=== TEXT SEGMENT ===

BOM: bug squashing and new versions during last three months

As announced in my previous DTPOM article the month of May should be a bug squashing month. As everything worked well, I used last three months to decrease the bug count in Debian packages. Unfortunately I don’t remeber everything, so this list might be incomplete:

  • Due to the help of T, who pointed me to a patch which was sent to the fpdns-user emaillist, bug 680077 disappeared.
  • All meep-* packages had a problem with include files installed in the wrong directory. So development of own programs was a bit difficult. This resulted in

    All bugs have been closed in Sid, but the release team doesn’t want to put it to stable!?

  • Package setserial had some open bugs. Most of them resulted from a strange concept of initializing the serial port and could be closed with just some explanations:
  • With the next upload of greylistd to experimental two bugs could be closed:
  • Two uploads of package uucp closed a few ‘simple’ and one RC bug:

Further I created packages for some new software versions:

  • all packages of the mgltools got a new version (1.5.7~rc1~cvs.20130519-1)
    autodocktools, mgltools-bhtree, mgltools-cadd, mgltools-dejavu, mgltools-geomutils, mgltools-gle, mgltools-mglutil, mgltools-molkit, mgltools-networkeditor, mgltools-opengltk, mgltools-pmv, mgltools-pyautodock, mgltools-pybabel, mgltools-pyglf, mgltools-scenario2, mgltools-sff, mgltools-support, mgltools-symserv, mgltools-utpackages, mgltools-viewerframework, mgltools-vision, mgltools-visionlibraries, mgltools-volume, mgltools-webservices

  • autodocksuite is now available in version 4.2.5.1-3
  • saint is now available in version 2.3.4+dfsg-2
  • I uploaded version 1.5.3-1 of python-cogent, but meanwhile even version 1.5.3-2 is available
  • gcal got an update to version 3.6.3-2
  • epigrass got an update to version 2.2.2-2, unfortunately in that version it depends on python-sqlsoup, which is still in the NEW-queue. Thus this package got an RC bug …

From my point of view 17 closed bugs and 29 updated packages within three months are a pretty good result.

The next month will be characterized by solving all problems with epigrass (and of course python-sqlsoup), mgltools-cadd (there must be a better version hidden somewhere in the sources that needs to be activated somehow) and mgltools-sff (why doesn’t it migrate to testing?). Further the TODO-list of the Debian Med UDD needs to become smaller.

BOM: openAFS

February and March have been the months of openAFS bug squashing. I sent in patches for #660622 and #639475, helped on an issue with building modules for amd64 kernels on an i386 architecture and opened bug #702018 in package dkms which is the reason for openafs bug #620014.

This has been great fun.

BOM: overflow in ent

Recently I got a bug report for package ent. The internal counter of processed bytes has just type long. In case you feed enough bytes to ent, there will be an overflow after about half an hour (of course that depends on your type of CPU, the bug was reported on architecture i386).

=== MATERIAL PROVIDED ===

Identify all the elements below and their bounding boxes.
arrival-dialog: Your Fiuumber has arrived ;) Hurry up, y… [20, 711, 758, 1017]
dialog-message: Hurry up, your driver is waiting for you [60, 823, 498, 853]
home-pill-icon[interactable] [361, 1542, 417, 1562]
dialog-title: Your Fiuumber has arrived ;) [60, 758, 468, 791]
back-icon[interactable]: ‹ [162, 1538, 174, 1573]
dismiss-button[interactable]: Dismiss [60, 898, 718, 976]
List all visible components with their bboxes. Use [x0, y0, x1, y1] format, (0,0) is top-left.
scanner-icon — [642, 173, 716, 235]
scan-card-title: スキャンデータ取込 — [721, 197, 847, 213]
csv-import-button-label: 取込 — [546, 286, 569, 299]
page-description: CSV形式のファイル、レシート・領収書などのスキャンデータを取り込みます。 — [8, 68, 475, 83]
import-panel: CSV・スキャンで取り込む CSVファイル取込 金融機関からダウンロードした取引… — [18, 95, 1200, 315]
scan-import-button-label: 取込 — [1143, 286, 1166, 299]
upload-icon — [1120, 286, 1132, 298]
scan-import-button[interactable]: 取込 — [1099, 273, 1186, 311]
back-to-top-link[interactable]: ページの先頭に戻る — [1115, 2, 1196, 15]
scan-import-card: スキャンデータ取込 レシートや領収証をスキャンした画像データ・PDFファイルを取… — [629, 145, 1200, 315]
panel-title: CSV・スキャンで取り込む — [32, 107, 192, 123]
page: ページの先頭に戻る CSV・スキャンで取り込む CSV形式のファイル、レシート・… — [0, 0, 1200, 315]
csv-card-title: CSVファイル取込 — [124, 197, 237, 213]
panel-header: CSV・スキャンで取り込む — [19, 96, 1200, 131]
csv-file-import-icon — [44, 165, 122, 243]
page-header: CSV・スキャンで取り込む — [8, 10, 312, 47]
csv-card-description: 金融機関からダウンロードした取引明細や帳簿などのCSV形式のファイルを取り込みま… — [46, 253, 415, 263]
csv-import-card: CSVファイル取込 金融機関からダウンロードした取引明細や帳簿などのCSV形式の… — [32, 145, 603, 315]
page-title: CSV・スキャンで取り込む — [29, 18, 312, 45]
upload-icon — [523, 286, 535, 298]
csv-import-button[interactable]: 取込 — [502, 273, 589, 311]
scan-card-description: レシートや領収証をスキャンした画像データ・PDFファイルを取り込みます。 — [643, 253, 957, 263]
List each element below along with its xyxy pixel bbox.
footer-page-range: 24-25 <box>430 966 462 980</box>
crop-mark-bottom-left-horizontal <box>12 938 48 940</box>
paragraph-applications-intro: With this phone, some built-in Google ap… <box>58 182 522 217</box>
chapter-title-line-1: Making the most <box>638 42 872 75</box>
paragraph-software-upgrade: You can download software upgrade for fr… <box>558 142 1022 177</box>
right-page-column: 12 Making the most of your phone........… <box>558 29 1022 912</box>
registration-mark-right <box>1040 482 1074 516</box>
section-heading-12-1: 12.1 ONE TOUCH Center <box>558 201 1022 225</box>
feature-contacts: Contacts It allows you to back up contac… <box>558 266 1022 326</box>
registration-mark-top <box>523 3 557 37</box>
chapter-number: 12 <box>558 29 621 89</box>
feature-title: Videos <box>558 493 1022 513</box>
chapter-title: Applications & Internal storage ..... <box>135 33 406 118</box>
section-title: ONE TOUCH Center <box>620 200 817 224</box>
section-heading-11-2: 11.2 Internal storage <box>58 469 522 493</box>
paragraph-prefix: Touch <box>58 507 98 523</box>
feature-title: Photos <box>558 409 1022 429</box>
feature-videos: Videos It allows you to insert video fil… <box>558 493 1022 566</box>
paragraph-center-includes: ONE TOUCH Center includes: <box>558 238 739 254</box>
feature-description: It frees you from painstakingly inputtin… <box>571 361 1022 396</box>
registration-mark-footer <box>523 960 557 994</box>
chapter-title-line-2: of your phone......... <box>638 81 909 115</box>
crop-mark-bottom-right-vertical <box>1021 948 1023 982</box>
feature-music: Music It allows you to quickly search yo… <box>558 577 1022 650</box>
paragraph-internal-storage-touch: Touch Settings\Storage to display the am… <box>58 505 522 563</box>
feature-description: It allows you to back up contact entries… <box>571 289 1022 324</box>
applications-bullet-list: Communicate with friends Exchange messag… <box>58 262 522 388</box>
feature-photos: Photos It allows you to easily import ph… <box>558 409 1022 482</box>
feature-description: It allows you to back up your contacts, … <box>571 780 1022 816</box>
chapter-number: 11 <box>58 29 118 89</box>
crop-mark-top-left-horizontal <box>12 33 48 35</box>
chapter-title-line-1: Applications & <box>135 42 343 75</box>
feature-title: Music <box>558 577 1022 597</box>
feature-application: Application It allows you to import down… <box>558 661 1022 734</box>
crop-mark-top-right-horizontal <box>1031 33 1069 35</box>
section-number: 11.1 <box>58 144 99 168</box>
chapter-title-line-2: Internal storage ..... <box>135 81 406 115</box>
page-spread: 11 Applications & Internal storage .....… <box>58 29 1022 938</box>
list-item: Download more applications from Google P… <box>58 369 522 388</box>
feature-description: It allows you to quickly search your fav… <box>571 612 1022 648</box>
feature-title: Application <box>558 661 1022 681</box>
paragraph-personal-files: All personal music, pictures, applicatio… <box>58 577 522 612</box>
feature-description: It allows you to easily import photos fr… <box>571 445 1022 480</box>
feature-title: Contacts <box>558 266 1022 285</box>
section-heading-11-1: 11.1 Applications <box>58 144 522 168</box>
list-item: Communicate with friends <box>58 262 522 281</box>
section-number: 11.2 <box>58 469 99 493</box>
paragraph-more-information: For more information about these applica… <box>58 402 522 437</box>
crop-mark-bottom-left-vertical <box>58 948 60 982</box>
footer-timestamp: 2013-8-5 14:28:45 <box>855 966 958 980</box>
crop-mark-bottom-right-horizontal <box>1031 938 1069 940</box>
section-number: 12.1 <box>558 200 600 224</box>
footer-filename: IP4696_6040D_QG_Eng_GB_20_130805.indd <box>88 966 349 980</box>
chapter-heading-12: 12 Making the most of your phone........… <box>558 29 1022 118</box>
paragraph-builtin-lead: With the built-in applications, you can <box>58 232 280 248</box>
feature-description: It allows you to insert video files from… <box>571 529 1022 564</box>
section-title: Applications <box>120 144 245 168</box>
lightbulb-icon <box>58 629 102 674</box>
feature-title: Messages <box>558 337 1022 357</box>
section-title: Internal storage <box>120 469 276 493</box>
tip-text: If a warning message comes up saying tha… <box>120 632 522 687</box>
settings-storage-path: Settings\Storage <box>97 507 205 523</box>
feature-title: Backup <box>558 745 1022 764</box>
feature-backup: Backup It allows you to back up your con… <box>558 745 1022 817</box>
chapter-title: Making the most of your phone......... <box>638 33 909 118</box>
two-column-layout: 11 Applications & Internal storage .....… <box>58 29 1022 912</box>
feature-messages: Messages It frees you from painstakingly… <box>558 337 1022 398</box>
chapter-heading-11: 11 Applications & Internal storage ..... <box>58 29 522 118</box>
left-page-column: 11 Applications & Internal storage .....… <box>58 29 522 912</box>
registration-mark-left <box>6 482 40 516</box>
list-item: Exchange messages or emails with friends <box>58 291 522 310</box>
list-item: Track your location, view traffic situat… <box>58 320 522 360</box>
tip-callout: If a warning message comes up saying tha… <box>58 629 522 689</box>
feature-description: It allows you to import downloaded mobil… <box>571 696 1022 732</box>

===

● **THINGS TO DO**:
1. Reproduce the part of the Debian bug-squashing post starting at "BOM: openAFS" and ending at "on architecture i386).".
2. List every bug number cited in the Debian bug-squashing post.
3. Go on with the Debian bug-squashing post from its final sentence.

● **FINAL ANSWERS**:
1.
BOM: openAFS

February and March have been the months of openAFS bug squashing. I sent in patches for #660622 and #639475, helped on an issue with building modules for amd64 kernels on an i386 architecture and opened bug #702018 in package dkms which is the reason for openafs bug #620014.

This has been great fun.

BOM: overflow in ent

Recently I got a bug report for package ent. The internal counter of processed bytes has just type long. In case you feed enough bytes to ent, there will be an overflow after about half an hour (of course that depends on your type of CPU, the bug was reported on architecture i386).

2. 680077, 660622, 639475, 702018, 620014

3.
As modern C (C99) introduced a new type long long, I changed the type of some variables from simple long to unsigned long long. The overflow disappeared for now, but it will reappear just some trillion bytes later.

So, are there any recommendations on how to handle such a situation better?

BOM: libctl

During my adoption of setserial, I was able to close 9 bugs for that package. So the compulsory exercise is already finished and the free program can start.

As a new version of libctl and meep unexpectedly appeared, the BOM of July shall be the new upload of libctl. Unfortunately the soname changed and the library package needs to go through the new-queue. So the bug is resolved but not yet closed.

BOM: lintian

As you might have guessed from the previous posts, with BOM (Bug Of the Month) I want to take care of at least one bug from the Debian BTS each month.

Being a nice guy I have a five step plan in case a program does not work as expected.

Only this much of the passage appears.